• Task description: In the entries, find all lines that hold the word "Configuration" and copy them.

[Source records]
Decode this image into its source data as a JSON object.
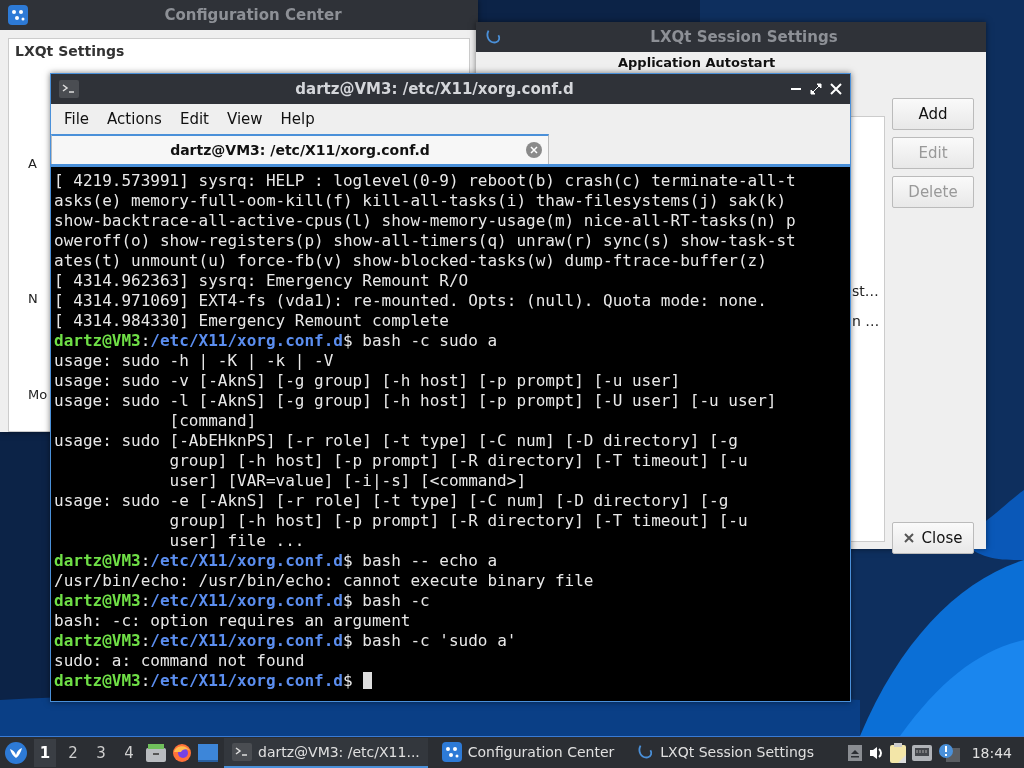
{
  "config_window": {
    "title": "Configuration Center",
    "panel_title": "LXQt Settings",
    "peek_labels": [
      "A",
      "N",
      "Mo"
    ]
  },
  "session_window": {
    "title": "LXQt Session Settings",
    "heading": "Application Autostart",
    "list_items": [
      "st…",
      "n …"
    ],
    "buttons": [
      {
        "label": "Add",
        "disabled": false
      },
      {
        "label": "Edit",
        "disabled": true
      },
      {
        "label": "Delete",
        "disabled": true
      }
    ],
    "close_button": "Close"
  },
  "terminal": {
    "title": "dartz@VM3: /etc/X11/xorg.conf.d",
    "menu": [
      "File",
      "Actions",
      "Edit",
      "View",
      "Help"
    ],
    "tabs": [
      {
        "label": "dartz@VM3: /etc/X11/xorg.conf.d",
        "selected": true
      }
    ],
    "lines": [
      {
        "kind": "output",
        "text": "[ 4219.573991] sysrq: HELP : loglevel(0-9) reboot(b) crash(c) terminate-all-t"
      },
      {
        "kind": "output",
        "text": "asks(e) memory-full-oom-kill(f) kill-all-tasks(i) thaw-filesystems(j) sak(k)"
      },
      {
        "kind": "output",
        "text": "show-backtrace-all-active-cpus(l) show-memory-usage(m) nice-all-RT-tasks(n) p"
      },
      {
        "kind": "output",
        "text": "oweroff(o) show-registers(p) show-all-timers(q) unraw(r) sync(s) show-task-st"
      },
      {
        "kind": "output",
        "text": "ates(t) unmount(u) force-fb(v) show-blocked-tasks(w) dump-ftrace-buffer(z)"
      },
      {
        "kind": "output",
        "text": "[ 4314.962363] sysrq: Emergency Remount R/O"
      },
      {
        "kind": "output",
        "text": "[ 4314.971069] EXT4-fs (vda1): re-mounted. Opts: (null). Quota mode: none."
      },
      {
        "kind": "output",
        "text": "[ 4314.984330] Emergency Remount complete"
      },
      {
        "kind": "prompt",
        "user": "dartz@VM3",
        "sep": ":",
        "path": "/etc/X11/xorg.conf.d",
        "command": "$ bash -c sudo a"
      },
      {
        "kind": "output",
        "text": "usage: sudo -h | -K | -k | -V"
      },
      {
        "kind": "output",
        "text": "usage: sudo -v [-AknS] [-g group] [-h host] [-p prompt] [-u user]"
      },
      {
        "kind": "output",
        "text": "usage: sudo -l [-AknS] [-g group] [-h host] [-p prompt] [-U user] [-u user]"
      },
      {
        "kind": "continuation",
        "text": "[command]"
      },
      {
        "kind": "output",
        "text": "usage: sudo [-AbEHknPS] [-r role] [-t type] [-C num] [-D directory] [-g"
      },
      {
        "kind": "continuation",
        "text": "group] [-h host] [-p prompt] [-R directory] [-T timeout] [-u"
      },
      {
        "kind": "continuation",
        "text": "user] [VAR=value] [-i|-s] [<command>]"
      },
      {
        "kind": "output",
        "text": "usage: sudo -e [-AknS] [-r role] [-t type] [-C num] [-D directory] [-g"
      },
      {
        "kind": "continuation",
        "text": "group] [-h host] [-p prompt] [-R directory] [-T timeout] [-u"
      },
      {
        "kind": "continuation",
        "text": "user] file ..."
      },
      {
        "kind": "prompt",
        "user": "dartz@VM3",
        "sep": ":",
        "path": "/etc/X11/xorg.conf.d",
        "command": "$ bash -- echo a"
      },
      {
        "kind": "output",
        "text": "/usr/bin/echo: /usr/bin/echo: cannot execute binary file"
      },
      {
        "kind": "prompt",
        "user": "dartz@VM3",
        "sep": ":",
        "path": "/etc/X11/xorg.conf.d",
        "command": "$ bash -c"
      },
      {
        "kind": "output",
        "text": "bash: -c: option requires an argument"
      },
      {
        "kind": "prompt",
        "user": "dartz@VM3",
        "sep": ":",
        "path": "/etc/X11/xorg.conf.d",
        "command": "$ bash -c 'sudo a'"
      },
      {
        "kind": "output",
        "text": "sudo: a: command not found"
      },
      {
        "kind": "prompt",
        "user": "dartz@VM3",
        "sep": ":",
        "path": "/etc/X11/xorg.conf.d",
        "command": "$",
        "cursor": true
      }
    ]
  },
  "taskbar": {
    "desktops": [
      {
        "label": "1",
        "selected": true
      },
      {
        "label": "2",
        "selected": false
      },
      {
        "label": "3",
        "selected": false
      },
      {
        "label": "4",
        "selected": false
      }
    ],
    "launchers": [
      {
        "kind": "files"
      },
      {
        "kind": "browser"
      },
      {
        "kind": "desktop"
      }
    ],
    "tasks": [
      {
        "label": "dartz@VM3: /etc/X11...",
        "kind": "terminal",
        "selected": true
      },
      {
        "label": "Configuration Center",
        "kind": "config",
        "selected": false
      },
      {
        "label": "LXQt Session Settings",
        "kind": "session",
        "selected": false
      }
    ],
    "tray": [
      {
        "kind": "eject"
      },
      {
        "kind": "volume"
      },
      {
        "kind": "clipboard"
      },
      {
        "kind": "network"
      },
      {
        "kind": "notification"
      }
    ],
    "clock": "18:44"
  }
}
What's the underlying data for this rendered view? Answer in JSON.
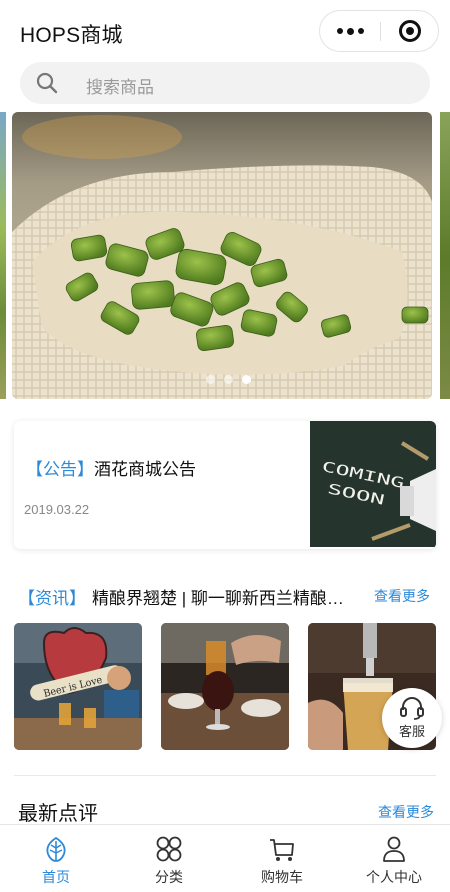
{
  "header": {
    "title": "HOPS商城"
  },
  "search": {
    "placeholder": "搜索商品"
  },
  "banner": {
    "slide_count": 3,
    "active_index": 2
  },
  "notice": {
    "tag": "【公告】",
    "title": "酒花商城公告",
    "date": "2019.03.22",
    "image_text": "COMING SOON"
  },
  "news": {
    "tag": "【资讯】",
    "title": "精酿界翘楚 | 聊一聊新西兰精酿…",
    "more": "查看更多",
    "image_text": "Beer is Love"
  },
  "service": {
    "label": "客服"
  },
  "reviews": {
    "heading": "最新点评",
    "more": "查看更多"
  },
  "tabs": [
    {
      "label": "首页",
      "icon": "leaf-icon",
      "active": true
    },
    {
      "label": "分类",
      "icon": "grid-icon",
      "active": false
    },
    {
      "label": "购物车",
      "icon": "cart-icon",
      "active": false
    },
    {
      "label": "个人中心",
      "icon": "user-icon",
      "active": false
    }
  ],
  "colors": {
    "accent": "#2d8ad8",
    "text": "#111111",
    "muted": "#888888"
  }
}
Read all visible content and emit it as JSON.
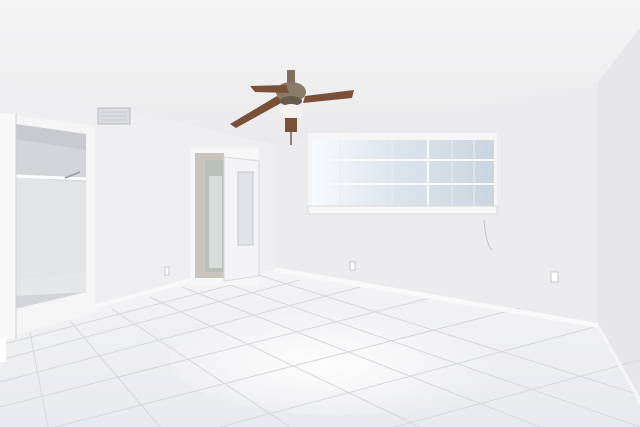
{
  "scene": {
    "colors": {
      "ceiling": "#f1f1f2",
      "left_wall": "#eeeef0",
      "back_wall": "#ececee",
      "right_wall": "#e8e8ea",
      "floor": "#f3f3f5",
      "grout": "#d6d6d9",
      "trim": "#f9f9fa",
      "closet_shadow": "#cfd0d3",
      "window_glass": "#d9e2ea",
      "fan_metal": "#8a7a68",
      "fan_blade": "#7a5138"
    },
    "elements": {
      "ceiling_fan": "ceiling-fan",
      "air_vent": "air-vent",
      "window": "window",
      "closet": "closet-doorway",
      "bathroom_door": "bathroom-doorway",
      "floor": "tile-floor"
    }
  }
}
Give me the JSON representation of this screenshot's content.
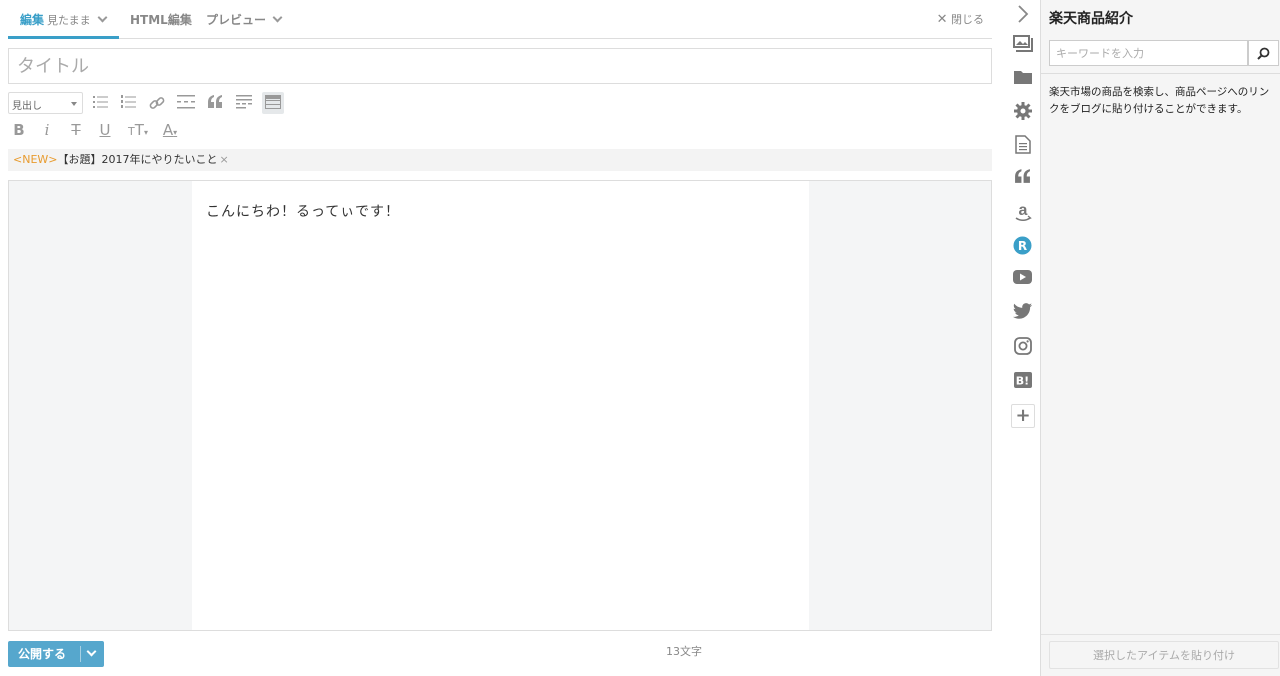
{
  "tabs": {
    "edit_label": "編集",
    "edit_mode": "見たまま",
    "html_label": "HTML編集",
    "preview_label": "プレビュー",
    "close_label": "閉じる"
  },
  "title_input": {
    "placeholder": "タイトル",
    "value": ""
  },
  "toolbar": {
    "heading_select": "見出し"
  },
  "tag": {
    "new_label": "<NEW>",
    "text": "【お題】2017年にやりたいこと",
    "remove": "×"
  },
  "content": {
    "text": "こんにちわ！るってぃです！"
  },
  "footer": {
    "publish_label": "公開する",
    "char_count": "13文字"
  },
  "panel": {
    "title": "楽天商品紹介",
    "search_placeholder": "キーワードを入力",
    "description": "楽天市場の商品を検索し、商品ページへのリンクをブログに貼り付けることができます。",
    "paste_label": "選択したアイテムを貼り付け"
  },
  "sidebar_icons": [
    "collapse-icon",
    "photo-icon",
    "folder-icon",
    "gear-icon",
    "document-icon",
    "quote-icon",
    "amazon-icon",
    "rakuten-icon",
    "youtube-icon",
    "twitter-icon",
    "instagram-icon",
    "hatena-bookmark-icon",
    "plus-icon"
  ],
  "colors": {
    "accent": "#3a9fc8",
    "publish": "#56a7cd",
    "new_tag": "#e89b2e",
    "rakuten": "#3a9fc8",
    "icon": "#777777"
  }
}
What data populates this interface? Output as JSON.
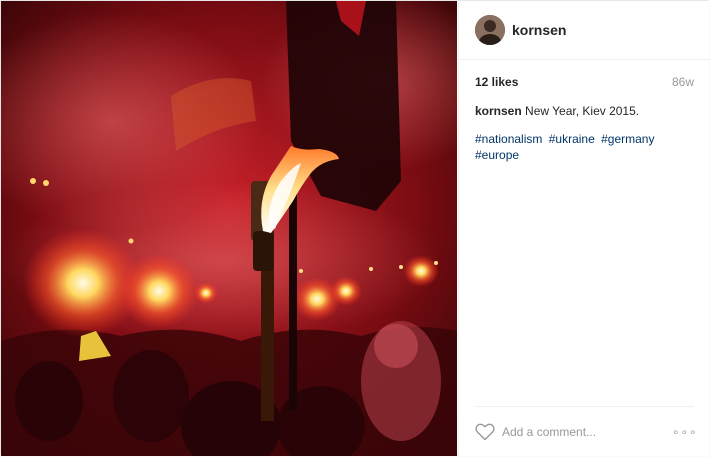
{
  "post": {
    "username": "kornsen",
    "likes": "12 likes",
    "age": "86w",
    "caption_user": "kornsen",
    "caption_text": " New Year, Kiev 2015.",
    "hashtags": [
      "#nationalism",
      "#ukraine",
      "#germany",
      "#europe"
    ]
  },
  "comment": {
    "placeholder": "Add a comment...",
    "more_label": "∘∘∘"
  },
  "icons": {
    "like": "heart-icon",
    "more": "more-options-icon",
    "avatar": "profile-avatar"
  },
  "colors": {
    "hashtag": "#003569",
    "username": "#262626",
    "muted": "#999999"
  }
}
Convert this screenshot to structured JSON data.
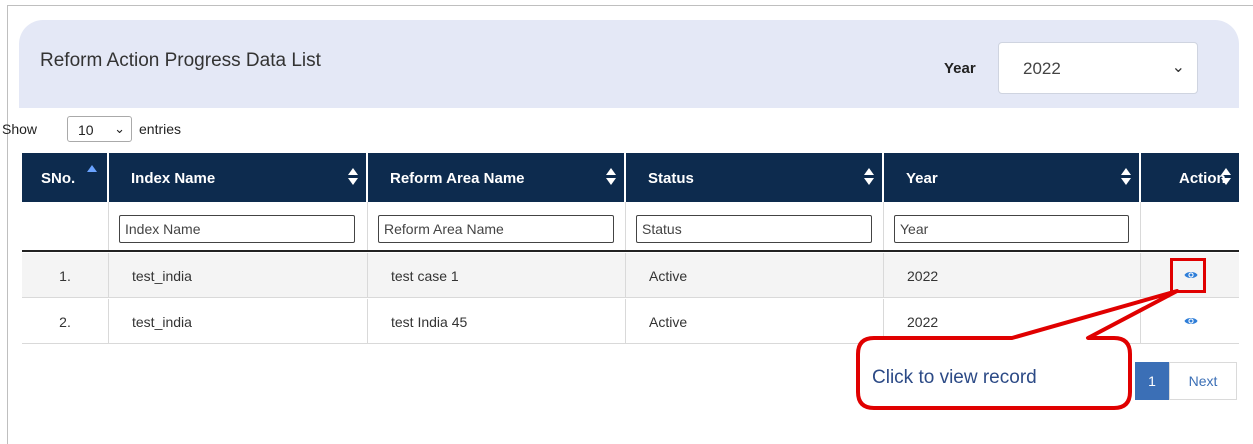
{
  "panel": {
    "title": "Reform Action Progress Data List",
    "year_label": "Year",
    "year_value": "2022"
  },
  "length_menu": {
    "show_label": "Show",
    "value": "10",
    "entries_label": "entries"
  },
  "table": {
    "headers": {
      "sno": "SNo.",
      "index_name": "Index Name",
      "reform_area": "Reform Area Name",
      "status": "Status",
      "year": "Year",
      "action": "Action"
    },
    "filters": {
      "index_name": "Index Name",
      "reform_area": "Reform Area Name",
      "status": "Status",
      "year": "Year"
    },
    "rows": [
      {
        "sno": "1.",
        "index_name": "test_india",
        "reform_area": "test case 1",
        "status": "Active",
        "year": "2022",
        "action_icon": "eye-icon"
      },
      {
        "sno": "2.",
        "index_name": "test_india",
        "reform_area": "test India 45",
        "status": "Active",
        "year": "2022",
        "action_icon": "eye-icon"
      }
    ]
  },
  "callout": {
    "text": "Click to view  record"
  },
  "pagination": {
    "current_page": "1",
    "next_label": "Next"
  },
  "colors": {
    "header_bg": "#0d2b4e",
    "panel_bg": "#e4e8f6",
    "accent_blue": "#3b6fb6",
    "callout_red": "#e00000"
  }
}
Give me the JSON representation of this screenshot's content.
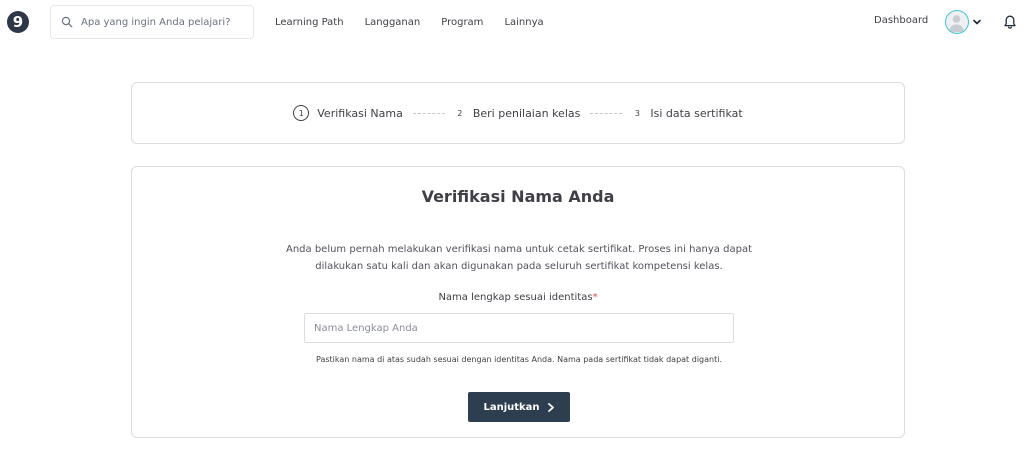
{
  "brand": {
    "logo_glyph": "9",
    "color": "#2d3748"
  },
  "search": {
    "placeholder": "Apa yang ingin Anda pelajari?",
    "value": ""
  },
  "nav": {
    "items": [
      {
        "label": "Learning Path"
      },
      {
        "label": "Langganan"
      },
      {
        "label": "Program"
      },
      {
        "label": "Lainnya"
      }
    ],
    "dashboard_label": "Dashboard",
    "avatar_ring_color": "#3ec6d6"
  },
  "stepper": {
    "steps": [
      {
        "number": "1",
        "label": "Verifikasi Nama",
        "active": true
      },
      {
        "number": "2",
        "label": "Beri penilaian kelas",
        "active": false
      },
      {
        "number": "3",
        "label": "Isi data sertifikat",
        "active": false
      }
    ]
  },
  "verification": {
    "title": "Verifikasi Nama Anda",
    "description": "Anda belum pernah melakukan verifikasi nama untuk cetak sertifikat. Proses ini hanya dapat dilakukan satu kali dan akan digunakan pada seluruh sertifikat kompetensi kelas.",
    "field_label": "Nama lengkap sesuai identitas",
    "required_mark": "*",
    "input_placeholder": "Nama Lengkap Anda",
    "input_value": "",
    "hint": "Pastikan nama di atas sudah sesuai dengan identitas Anda. Nama pada sertifikat tidak dapat diganti.",
    "submit_label": "Lanjutkan",
    "button_color": "#2d3e50"
  },
  "icons": {
    "search": "search-icon",
    "avatar": "user-avatar-icon",
    "chevron": "chevron-down-icon",
    "bell": "bell-icon",
    "arrow": "chevron-right-icon"
  }
}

• Response below:
    "title": "Configuration Center",
        "label": "Configuration Center",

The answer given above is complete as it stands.